In the cache server text, repeat everything from "Standard kcp controllers" down to "exactly one shard." word for word.

> _PROVIDED TEXT_:
+===+

The cache server technique is only useful for APIs whose object cardinality across all shards does not go beyond the cardinality sensibly storable in a kube-based apiserver.

Note that objects like Workspaces and LogicalClusters fall not into that category. This means that in particular the logical cluster canonical path cannot be derived from cached LogicalClusters. Instead, the cached objects must hold their own kcp.io/path annotation in order to be indexable by that value. This is crucial to implement cross-logical-cluster references by canonical path.

Note: the APIExport example assumes that there are never more than e.g. 10,000 API exports in a kcp installation. If that is not an acceptable constraint, other partitioning mechanism would be need to hold the number of APIExport objects per cache server below the critical number. E.g. there could be cache servers per big tenant, and that would hold only public exports and tenant-internal exports. A more complex caching hierarchy would make sure the right objects are replicated, while the "really public" exports would only be a small number.

Replication¶

Each shard pushes a restricted set of objects to the cache server. As the cache server replication is costly, this set is as minimal as possible. For example, certain RBAC objects are replicated in case they are needed to successfully authorize bindings of an API, or to use a workspace type.

By the nature of replication, objects in the cache server can be old and incomplete. For instance, the non-existence of an object in the cache server does not mean it does not exist in its respective shard. The replication could be just delayed or the object was not identified to be worth to replicate.

Controllers and Sharding¶

Where controllers run¶

Standard kcp controllers (workspace scheduler, APIBinding, APIExport endpoint slices, replication, RBAC labelers, etc.) run on every shard. There is no leader election across shards; each shard owns the logical clusters scheduled to it and reconciles its own subset of objects through wildcard informers scoped to that shard. This works because objects of a given logical cluster live on exactly one shard.

Dual-informer pattern: local + cache fallback¶

Most cross-shard-aware controllers run two informers per type:

a local informer over the shard's own etcd, and
a global informer over the cache server (via the CacheKcpSharedInformerFactory).

Lookups follow a "local first, cache fallback" pattern, typically via indexers.ByPathAndNameWithFallback: try the local copy, then the cached copy if the object lives on a different shard. The APIBinding controller is a representative example — it resolves an APIExport reference by trying the local informer and falling back to the cache.

+===+

(Layout element entries)
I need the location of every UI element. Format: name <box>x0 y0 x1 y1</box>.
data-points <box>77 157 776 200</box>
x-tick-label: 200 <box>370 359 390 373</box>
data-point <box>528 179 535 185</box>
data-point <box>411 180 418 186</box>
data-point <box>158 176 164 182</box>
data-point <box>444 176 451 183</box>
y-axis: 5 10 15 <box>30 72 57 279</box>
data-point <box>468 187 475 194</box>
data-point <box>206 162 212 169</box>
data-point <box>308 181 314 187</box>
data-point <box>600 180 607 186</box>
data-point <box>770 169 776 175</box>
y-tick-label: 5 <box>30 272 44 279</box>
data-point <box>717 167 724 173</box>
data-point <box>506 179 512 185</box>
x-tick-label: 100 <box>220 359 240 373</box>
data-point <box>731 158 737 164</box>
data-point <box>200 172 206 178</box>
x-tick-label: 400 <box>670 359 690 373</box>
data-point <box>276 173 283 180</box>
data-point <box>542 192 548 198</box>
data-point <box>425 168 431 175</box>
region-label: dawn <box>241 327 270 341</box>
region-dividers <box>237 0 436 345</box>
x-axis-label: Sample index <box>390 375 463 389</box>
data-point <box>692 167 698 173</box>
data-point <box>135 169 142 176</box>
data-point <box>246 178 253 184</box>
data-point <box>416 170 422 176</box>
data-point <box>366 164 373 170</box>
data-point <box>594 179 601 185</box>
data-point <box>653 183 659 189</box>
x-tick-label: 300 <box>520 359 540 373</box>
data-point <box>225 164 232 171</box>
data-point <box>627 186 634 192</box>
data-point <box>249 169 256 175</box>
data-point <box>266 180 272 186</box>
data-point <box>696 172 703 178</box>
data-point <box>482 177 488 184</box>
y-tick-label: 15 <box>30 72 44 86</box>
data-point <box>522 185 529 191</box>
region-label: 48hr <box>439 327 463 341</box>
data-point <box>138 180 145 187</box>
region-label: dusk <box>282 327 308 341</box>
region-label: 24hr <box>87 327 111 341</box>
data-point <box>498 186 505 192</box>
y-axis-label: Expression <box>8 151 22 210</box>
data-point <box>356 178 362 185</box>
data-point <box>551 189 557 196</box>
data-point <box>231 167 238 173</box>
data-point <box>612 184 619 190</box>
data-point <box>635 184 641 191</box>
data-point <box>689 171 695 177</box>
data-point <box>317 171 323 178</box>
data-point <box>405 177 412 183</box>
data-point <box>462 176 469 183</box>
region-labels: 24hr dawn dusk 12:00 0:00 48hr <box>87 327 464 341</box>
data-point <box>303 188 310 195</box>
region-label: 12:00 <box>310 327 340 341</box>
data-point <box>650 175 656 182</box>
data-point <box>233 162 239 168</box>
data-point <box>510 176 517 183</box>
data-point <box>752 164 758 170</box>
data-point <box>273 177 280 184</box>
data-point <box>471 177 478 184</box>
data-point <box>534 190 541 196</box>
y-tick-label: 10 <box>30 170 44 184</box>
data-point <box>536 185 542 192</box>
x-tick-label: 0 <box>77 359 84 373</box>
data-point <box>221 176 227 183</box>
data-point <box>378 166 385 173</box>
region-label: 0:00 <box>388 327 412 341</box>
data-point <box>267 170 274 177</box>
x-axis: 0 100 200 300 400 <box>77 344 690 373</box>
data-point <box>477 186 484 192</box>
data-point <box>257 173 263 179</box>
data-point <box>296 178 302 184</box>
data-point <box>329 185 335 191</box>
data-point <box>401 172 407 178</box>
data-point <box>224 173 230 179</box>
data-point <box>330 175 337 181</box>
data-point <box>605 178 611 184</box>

+===+

> _EXPECTED OUTPUT_:
Standard kcp controllers (workspace scheduler, APIBinding, APIExport endpoint slices, replication, RBAC labelers, etc.) run on every shard. There is no leader election across shards; each shard owns the logical clusters scheduled to it and reconciles its own subset of objects through wildcard informers scoped to that shard. This works because objects of a given logical cluster live on exactly one shard.